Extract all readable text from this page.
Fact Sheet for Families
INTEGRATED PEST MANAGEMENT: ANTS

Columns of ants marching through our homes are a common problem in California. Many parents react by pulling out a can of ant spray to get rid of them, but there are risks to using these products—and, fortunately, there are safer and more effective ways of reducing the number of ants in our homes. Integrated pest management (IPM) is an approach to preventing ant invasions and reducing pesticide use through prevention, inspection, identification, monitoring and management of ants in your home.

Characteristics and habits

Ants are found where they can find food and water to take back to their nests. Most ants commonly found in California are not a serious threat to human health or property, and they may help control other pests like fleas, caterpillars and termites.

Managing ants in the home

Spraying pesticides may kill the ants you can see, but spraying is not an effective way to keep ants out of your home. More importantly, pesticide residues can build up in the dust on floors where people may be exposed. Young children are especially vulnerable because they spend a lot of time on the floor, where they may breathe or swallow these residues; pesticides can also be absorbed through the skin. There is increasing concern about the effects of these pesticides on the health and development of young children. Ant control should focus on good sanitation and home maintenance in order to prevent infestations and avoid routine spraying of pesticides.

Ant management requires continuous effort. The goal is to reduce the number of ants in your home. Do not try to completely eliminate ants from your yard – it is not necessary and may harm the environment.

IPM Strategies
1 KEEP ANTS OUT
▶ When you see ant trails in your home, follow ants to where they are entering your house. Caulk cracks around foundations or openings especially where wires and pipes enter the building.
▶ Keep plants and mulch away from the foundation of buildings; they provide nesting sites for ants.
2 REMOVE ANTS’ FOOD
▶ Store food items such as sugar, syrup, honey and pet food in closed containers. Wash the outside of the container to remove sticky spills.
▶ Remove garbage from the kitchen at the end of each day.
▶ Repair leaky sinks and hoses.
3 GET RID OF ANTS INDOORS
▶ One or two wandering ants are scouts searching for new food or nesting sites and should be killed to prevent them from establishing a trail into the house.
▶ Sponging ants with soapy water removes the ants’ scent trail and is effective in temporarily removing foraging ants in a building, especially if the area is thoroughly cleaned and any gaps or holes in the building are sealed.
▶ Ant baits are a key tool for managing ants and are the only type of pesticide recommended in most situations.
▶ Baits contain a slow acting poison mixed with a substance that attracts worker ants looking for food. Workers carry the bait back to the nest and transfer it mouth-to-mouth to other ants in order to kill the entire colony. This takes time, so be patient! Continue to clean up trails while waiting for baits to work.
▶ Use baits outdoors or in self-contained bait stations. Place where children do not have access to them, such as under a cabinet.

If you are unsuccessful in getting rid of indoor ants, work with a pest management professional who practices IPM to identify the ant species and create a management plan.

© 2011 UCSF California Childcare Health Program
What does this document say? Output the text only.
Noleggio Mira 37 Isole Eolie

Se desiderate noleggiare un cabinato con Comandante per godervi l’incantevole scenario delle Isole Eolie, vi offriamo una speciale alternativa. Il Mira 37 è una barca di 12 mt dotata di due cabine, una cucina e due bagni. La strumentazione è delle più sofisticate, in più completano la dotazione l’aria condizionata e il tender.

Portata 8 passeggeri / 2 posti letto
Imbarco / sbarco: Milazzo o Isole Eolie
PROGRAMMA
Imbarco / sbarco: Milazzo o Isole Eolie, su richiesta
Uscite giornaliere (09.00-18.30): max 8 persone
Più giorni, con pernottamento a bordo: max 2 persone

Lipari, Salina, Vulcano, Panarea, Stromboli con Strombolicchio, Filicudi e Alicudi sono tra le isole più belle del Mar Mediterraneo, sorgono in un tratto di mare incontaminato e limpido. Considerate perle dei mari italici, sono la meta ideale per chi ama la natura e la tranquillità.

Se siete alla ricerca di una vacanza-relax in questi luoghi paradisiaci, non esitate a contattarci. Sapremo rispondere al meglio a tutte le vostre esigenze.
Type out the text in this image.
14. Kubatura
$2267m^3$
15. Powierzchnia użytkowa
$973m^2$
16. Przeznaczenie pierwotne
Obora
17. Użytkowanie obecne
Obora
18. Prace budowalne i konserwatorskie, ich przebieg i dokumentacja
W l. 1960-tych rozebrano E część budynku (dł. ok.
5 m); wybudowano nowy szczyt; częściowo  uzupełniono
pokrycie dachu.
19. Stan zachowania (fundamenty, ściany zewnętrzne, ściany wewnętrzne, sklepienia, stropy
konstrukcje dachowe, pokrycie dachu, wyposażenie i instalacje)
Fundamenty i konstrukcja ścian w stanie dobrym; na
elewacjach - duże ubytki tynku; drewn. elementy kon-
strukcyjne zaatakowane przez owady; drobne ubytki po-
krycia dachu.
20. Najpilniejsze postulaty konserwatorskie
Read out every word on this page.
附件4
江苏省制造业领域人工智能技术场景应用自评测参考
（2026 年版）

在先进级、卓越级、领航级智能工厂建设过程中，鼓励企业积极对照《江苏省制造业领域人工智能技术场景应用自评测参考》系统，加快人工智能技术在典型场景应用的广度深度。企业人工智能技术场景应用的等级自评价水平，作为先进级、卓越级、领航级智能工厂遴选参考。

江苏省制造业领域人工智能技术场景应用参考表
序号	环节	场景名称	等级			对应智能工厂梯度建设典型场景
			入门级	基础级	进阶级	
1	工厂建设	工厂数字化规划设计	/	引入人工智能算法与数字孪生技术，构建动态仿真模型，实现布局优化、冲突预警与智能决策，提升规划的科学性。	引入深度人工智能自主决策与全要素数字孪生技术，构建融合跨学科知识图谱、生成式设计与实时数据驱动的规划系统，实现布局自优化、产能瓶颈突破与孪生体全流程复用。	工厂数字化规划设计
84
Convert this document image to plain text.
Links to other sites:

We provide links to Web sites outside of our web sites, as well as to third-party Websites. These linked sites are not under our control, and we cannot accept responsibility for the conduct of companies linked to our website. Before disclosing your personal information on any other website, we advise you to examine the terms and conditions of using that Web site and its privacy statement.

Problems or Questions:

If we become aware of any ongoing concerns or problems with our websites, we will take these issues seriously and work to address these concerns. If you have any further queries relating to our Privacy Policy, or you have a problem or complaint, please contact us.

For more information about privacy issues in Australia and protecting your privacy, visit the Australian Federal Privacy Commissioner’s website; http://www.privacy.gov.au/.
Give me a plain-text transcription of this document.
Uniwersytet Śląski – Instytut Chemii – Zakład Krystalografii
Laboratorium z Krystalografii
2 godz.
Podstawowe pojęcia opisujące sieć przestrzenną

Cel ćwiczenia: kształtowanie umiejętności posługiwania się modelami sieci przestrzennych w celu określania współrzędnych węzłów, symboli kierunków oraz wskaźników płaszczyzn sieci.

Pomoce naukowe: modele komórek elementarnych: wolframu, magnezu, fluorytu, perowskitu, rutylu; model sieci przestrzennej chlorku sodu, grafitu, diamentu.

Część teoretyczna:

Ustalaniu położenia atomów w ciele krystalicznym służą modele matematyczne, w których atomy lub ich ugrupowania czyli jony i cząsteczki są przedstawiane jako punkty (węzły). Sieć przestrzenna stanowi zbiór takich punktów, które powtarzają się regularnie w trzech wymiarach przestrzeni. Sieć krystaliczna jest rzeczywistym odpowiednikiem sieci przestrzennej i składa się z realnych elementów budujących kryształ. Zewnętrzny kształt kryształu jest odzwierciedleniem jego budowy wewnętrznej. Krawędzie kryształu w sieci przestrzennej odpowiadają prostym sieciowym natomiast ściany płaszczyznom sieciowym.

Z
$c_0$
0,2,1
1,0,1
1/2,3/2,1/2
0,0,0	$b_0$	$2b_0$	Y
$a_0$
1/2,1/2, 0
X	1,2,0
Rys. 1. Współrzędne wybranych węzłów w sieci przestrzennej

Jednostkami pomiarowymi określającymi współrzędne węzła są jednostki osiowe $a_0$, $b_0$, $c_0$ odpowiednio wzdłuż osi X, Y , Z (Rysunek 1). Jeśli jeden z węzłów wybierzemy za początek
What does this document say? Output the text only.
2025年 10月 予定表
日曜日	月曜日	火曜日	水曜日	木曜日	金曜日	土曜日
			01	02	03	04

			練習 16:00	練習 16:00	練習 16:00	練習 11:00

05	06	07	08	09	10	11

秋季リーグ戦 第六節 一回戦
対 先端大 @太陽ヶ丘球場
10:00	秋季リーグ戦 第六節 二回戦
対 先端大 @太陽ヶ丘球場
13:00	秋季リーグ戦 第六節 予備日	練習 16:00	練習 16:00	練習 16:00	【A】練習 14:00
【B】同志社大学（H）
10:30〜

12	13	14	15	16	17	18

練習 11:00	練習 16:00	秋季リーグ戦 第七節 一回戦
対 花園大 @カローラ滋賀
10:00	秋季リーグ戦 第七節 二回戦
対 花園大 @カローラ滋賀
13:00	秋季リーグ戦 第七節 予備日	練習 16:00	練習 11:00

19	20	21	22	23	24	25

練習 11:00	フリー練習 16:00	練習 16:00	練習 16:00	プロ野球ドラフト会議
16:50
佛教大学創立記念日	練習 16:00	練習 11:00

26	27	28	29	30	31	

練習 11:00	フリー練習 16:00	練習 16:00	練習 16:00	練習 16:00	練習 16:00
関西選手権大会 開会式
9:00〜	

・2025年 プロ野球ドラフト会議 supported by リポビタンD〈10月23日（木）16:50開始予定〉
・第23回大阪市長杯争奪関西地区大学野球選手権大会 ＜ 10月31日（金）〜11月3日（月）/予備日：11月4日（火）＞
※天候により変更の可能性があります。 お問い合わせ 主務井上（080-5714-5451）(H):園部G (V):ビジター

^^^^

PROBLEM DESCRIPTION:
From the entries above, select each line containing the string "Milazzo".

WORKED SOLUTION:
Imbarco / sbarco: Milazzo o Isole Eolie
Imbarco / sbarco: Milazzo o Isole Eolie, su richiesta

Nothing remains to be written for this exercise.